• Request:
Repeat every record exactly, but keep images out of the copy.
^^^^^^^^^^^^^^^^
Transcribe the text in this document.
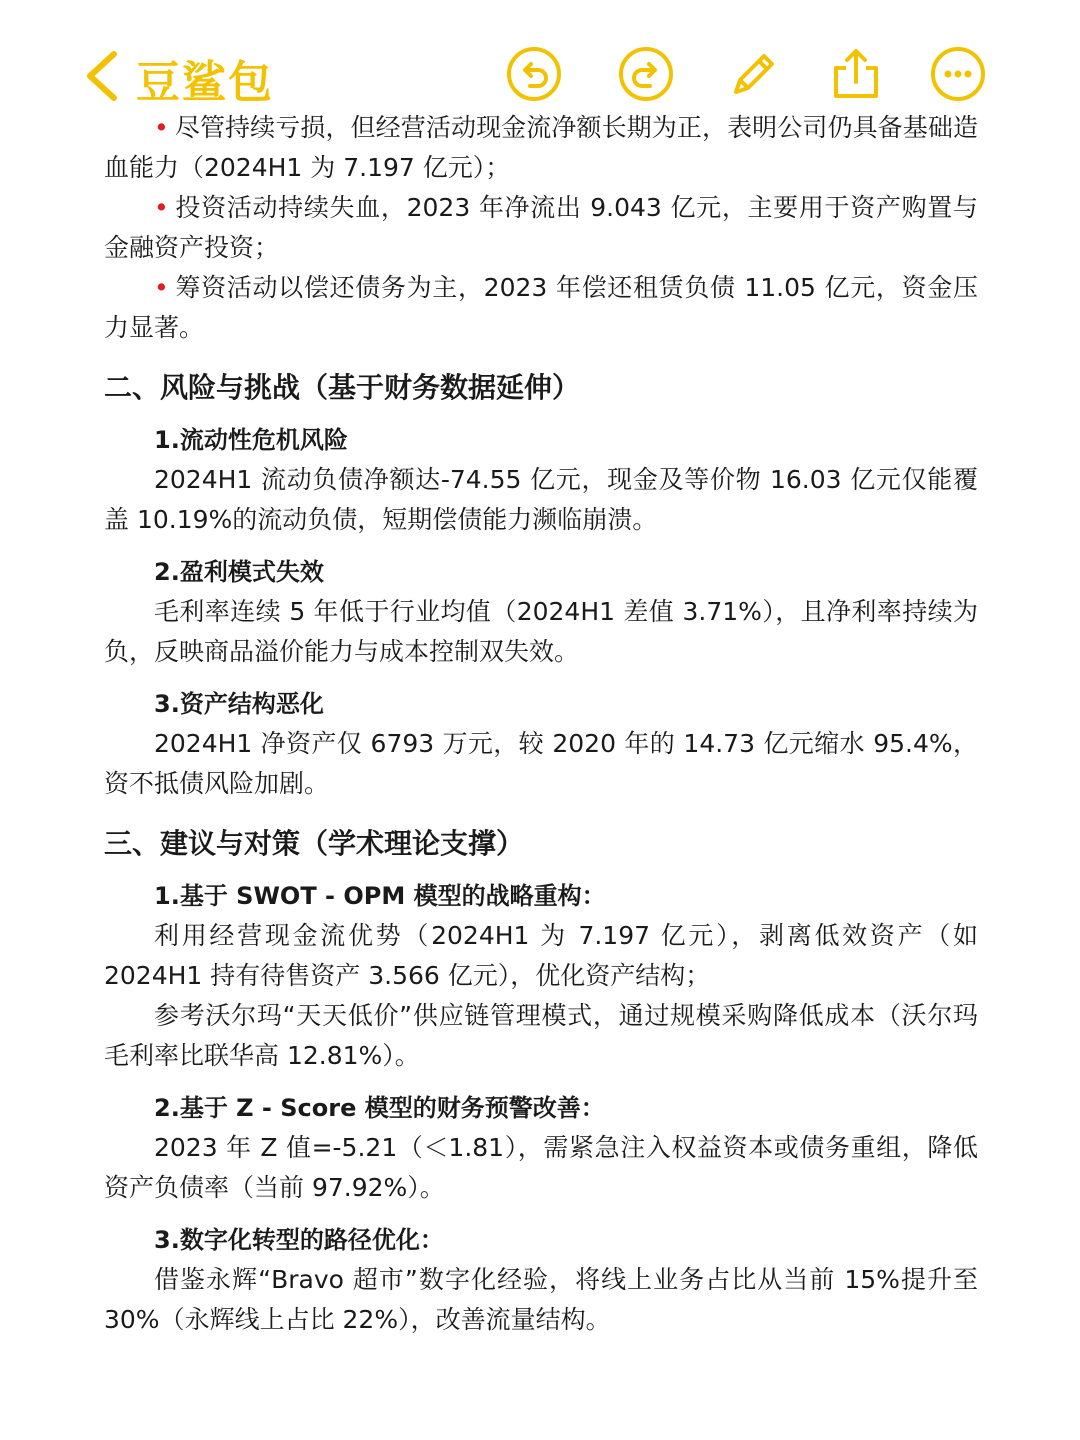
豆鲨包

• 尽管持续亏损，但经营活动现金流净额长期为正，表明公司仍具备基础造血能力（2024H1 为 7.197 亿元）；

• 投资活动持续失血，2023 年净流出 9.043 亿元，主要用于资产购置与金融资产投资；

• 筹资活动以偿还债务为主，2023 年偿还租赁负债 11.05 亿元，资金压力显著。

二、风险与挑战（基于财务数据延伸）
1.流动性危机风险

2024H1 流动负债净额达-74.55 亿元，现金及等价物 16.03 亿元仅能覆盖 10.19%的流动负债，短期偿债能力濒临崩溃。

2.盈利模式失效

毛利率连续 5 年低于行业均值（2024H1 差值 3.71%），且净利率持续为负，反映商品溢价能力与成本控制双失效。

3.资产结构恶化

2024H1 净资产仅 6793 万元，较 2020 年的 14.73 亿元缩水 95.4%，资不抵债风险加剧。

三、建议与对策（学术理论支撑）
1.基于 SWOT - OPM 模型的战略重构：

利用经营现金流优势（2024H1 为 7.197 亿元），剥离低效资产（如 2024H1 持有待售资产 3.566 亿元），优化资产结构；

参考沃尔玛“天天低价”供应链管理模式，通过规模采购降低成本（沃尔玛毛利率比联华高 12.81%）。

2.基于 Z - Score 模型的财务预警改善：

2023 年 Z 值=-5.21（＜1.81），需紧急注入权益资本或债务重组，降低资产负债率（当前 97.92%）。

3.数字化转型的路径优化：

借鉴永辉“Bravo 超市”数字化经验，将线上业务占比从当前 15%提升至 30%（永辉线上占比 22%），改善流量结构。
^^^^^^^^^^^^^^^^
• Exercise output:
Transcribe the text in this document.
豆鲨包

• 尽管持续亏损，但经营活动现金流净额长期为正，表明公司仍具备基础造血能力（2024H1 为 7.197 亿元）；

• 投资活动持续失血，2023 年净流出 9.043 亿元，主要用于资产购置与金融资产投资；

• 筹资活动以偿还债务为主，2023 年偿还租赁负债 11.05 亿元，资金压力显著。

二、风险与挑战（基于财务数据延伸）
1.流动性危机风险

2024H1 流动负债净额达-74.55 亿元，现金及等价物 16.03 亿元仅能覆盖 10.19%的流动负债，短期偿债能力濒临崩溃。

2.盈利模式失效

毛利率连续 5 年低于行业均值（2024H1 差值 3.71%），且净利率持续为负，反映商品溢价能力与成本控制双失效。

3.资产结构恶化

2024H1 净资产仅 6793 万元，较 2020 年的 14.73 亿元缩水 95.4%，资不抵债风险加剧。

三、建议与对策（学术理论支撑）
1.基于 SWOT - OPM 模型的战略重构：

利用经营现金流优势（2024H1 为 7.197 亿元），剥离低效资产（如 2024H1 持有待售资产 3.566 亿元），优化资产结构；

参考沃尔玛“天天低价”供应链管理模式，通过规模采购降低成本（沃尔玛毛利率比联华高 12.81%）。

2.基于 Z - Score 模型的财务预警改善：

2023 年 Z 值=-5.21（＜1.81），需紧急注入权益资本或债务重组，降低资产负债率（当前 97.92%）。

3.数字化转型的路径优化：

借鉴永辉“Bravo 超市”数字化经验，将线上业务占比从当前 15%提升至 30%（永辉线上占比 22%），改善流量结构。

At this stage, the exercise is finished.